Working data ::
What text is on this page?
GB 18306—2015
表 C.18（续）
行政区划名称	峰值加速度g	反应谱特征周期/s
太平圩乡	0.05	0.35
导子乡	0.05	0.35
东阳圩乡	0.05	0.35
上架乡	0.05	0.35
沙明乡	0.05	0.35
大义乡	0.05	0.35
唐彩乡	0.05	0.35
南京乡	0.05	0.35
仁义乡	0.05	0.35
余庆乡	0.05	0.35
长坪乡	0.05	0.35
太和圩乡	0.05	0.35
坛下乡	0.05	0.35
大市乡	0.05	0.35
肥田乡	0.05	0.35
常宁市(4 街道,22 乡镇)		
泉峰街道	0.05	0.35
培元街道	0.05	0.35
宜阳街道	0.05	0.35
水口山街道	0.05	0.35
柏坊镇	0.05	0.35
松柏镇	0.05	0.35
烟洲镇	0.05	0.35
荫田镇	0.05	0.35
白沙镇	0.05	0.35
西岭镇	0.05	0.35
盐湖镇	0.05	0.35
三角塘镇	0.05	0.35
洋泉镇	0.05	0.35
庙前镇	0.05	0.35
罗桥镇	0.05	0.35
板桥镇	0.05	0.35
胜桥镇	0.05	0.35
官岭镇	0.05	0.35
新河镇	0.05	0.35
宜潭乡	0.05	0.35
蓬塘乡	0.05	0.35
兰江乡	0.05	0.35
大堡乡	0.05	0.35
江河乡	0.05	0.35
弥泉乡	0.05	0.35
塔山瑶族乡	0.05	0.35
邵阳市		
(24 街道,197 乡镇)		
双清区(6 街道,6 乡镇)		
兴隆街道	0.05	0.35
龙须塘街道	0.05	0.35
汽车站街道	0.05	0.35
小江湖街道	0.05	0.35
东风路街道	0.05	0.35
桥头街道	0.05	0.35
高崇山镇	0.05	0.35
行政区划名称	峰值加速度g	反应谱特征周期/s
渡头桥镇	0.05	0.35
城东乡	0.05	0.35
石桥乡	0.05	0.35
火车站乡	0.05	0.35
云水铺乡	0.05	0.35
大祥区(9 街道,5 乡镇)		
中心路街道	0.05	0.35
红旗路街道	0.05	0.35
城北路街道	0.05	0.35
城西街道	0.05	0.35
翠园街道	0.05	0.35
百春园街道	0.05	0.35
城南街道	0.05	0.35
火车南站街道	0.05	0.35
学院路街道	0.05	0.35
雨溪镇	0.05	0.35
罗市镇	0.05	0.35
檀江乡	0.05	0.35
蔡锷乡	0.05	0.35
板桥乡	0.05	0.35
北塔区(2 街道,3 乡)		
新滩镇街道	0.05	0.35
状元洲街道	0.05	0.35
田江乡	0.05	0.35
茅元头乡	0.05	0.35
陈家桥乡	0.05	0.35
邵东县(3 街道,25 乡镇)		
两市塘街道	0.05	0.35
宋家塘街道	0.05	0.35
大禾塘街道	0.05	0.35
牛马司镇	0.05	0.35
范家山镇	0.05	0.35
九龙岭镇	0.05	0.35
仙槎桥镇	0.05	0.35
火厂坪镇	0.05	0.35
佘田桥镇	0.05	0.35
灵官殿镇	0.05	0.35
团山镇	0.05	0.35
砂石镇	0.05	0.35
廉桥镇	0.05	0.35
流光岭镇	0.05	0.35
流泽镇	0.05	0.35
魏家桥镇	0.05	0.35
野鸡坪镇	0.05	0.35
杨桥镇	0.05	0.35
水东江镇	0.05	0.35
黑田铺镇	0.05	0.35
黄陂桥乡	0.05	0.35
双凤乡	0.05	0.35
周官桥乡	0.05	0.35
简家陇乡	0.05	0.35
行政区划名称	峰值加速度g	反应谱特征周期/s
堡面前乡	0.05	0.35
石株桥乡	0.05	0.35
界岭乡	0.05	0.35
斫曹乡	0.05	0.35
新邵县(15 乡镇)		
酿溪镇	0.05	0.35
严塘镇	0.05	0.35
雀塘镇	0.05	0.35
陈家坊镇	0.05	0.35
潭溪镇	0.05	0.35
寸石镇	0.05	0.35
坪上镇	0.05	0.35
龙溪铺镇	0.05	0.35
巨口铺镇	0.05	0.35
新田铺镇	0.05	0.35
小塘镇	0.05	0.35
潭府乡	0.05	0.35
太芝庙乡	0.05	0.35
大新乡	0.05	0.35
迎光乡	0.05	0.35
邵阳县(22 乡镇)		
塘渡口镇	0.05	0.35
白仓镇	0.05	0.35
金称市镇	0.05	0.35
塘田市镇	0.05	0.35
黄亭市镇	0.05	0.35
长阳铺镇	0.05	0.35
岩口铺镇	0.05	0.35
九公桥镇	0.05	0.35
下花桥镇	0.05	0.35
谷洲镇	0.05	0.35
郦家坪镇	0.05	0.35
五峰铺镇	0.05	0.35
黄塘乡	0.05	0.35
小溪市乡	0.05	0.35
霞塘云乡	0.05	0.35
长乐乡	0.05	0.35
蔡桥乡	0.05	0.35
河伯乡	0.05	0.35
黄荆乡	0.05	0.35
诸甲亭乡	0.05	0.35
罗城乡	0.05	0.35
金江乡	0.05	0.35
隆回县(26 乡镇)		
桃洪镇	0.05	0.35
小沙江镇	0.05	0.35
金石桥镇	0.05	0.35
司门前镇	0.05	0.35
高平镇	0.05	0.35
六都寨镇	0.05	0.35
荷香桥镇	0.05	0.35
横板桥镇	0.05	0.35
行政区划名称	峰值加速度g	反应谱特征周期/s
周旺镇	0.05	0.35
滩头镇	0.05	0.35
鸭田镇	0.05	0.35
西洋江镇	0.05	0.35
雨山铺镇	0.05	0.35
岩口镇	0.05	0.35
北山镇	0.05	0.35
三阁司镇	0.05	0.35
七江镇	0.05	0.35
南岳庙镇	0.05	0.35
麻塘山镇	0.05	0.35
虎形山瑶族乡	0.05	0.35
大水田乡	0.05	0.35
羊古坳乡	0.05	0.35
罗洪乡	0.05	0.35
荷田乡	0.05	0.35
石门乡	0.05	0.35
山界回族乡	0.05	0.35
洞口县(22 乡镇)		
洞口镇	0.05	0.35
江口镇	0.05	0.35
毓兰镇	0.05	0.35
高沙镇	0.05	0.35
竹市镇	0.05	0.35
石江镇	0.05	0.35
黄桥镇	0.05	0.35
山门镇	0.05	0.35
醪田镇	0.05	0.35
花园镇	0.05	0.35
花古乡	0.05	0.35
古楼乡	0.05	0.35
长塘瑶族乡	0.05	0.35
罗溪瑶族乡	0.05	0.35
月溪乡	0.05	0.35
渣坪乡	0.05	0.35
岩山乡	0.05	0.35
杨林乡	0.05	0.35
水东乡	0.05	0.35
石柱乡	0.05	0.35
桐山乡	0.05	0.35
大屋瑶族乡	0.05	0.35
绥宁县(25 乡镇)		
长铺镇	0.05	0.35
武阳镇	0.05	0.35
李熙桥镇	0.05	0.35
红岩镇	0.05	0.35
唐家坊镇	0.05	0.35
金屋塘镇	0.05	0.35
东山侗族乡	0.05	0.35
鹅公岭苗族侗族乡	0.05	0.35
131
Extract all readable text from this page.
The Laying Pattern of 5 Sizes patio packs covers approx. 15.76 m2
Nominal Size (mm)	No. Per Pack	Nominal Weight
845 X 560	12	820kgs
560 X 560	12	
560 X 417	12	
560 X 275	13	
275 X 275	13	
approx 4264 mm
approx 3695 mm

To be done :: Locate "Extract all readable text from this page." in the data above. Then repeat, exactly, its line and each line after it through the last, adding nothing.

Response below ::
Extract all readable text from this page.
The Laying Pattern of 5 Sizes patio packs covers approx. 15.76 m2
Nominal Size (mm)	No. Per Pack	Nominal Weight
845 X 560	12	820kgs
560 X 560	12	
560 X 417	12	
560 X 275	13	
275 X 275	13	
approx 4264 mm
approx 3695 mm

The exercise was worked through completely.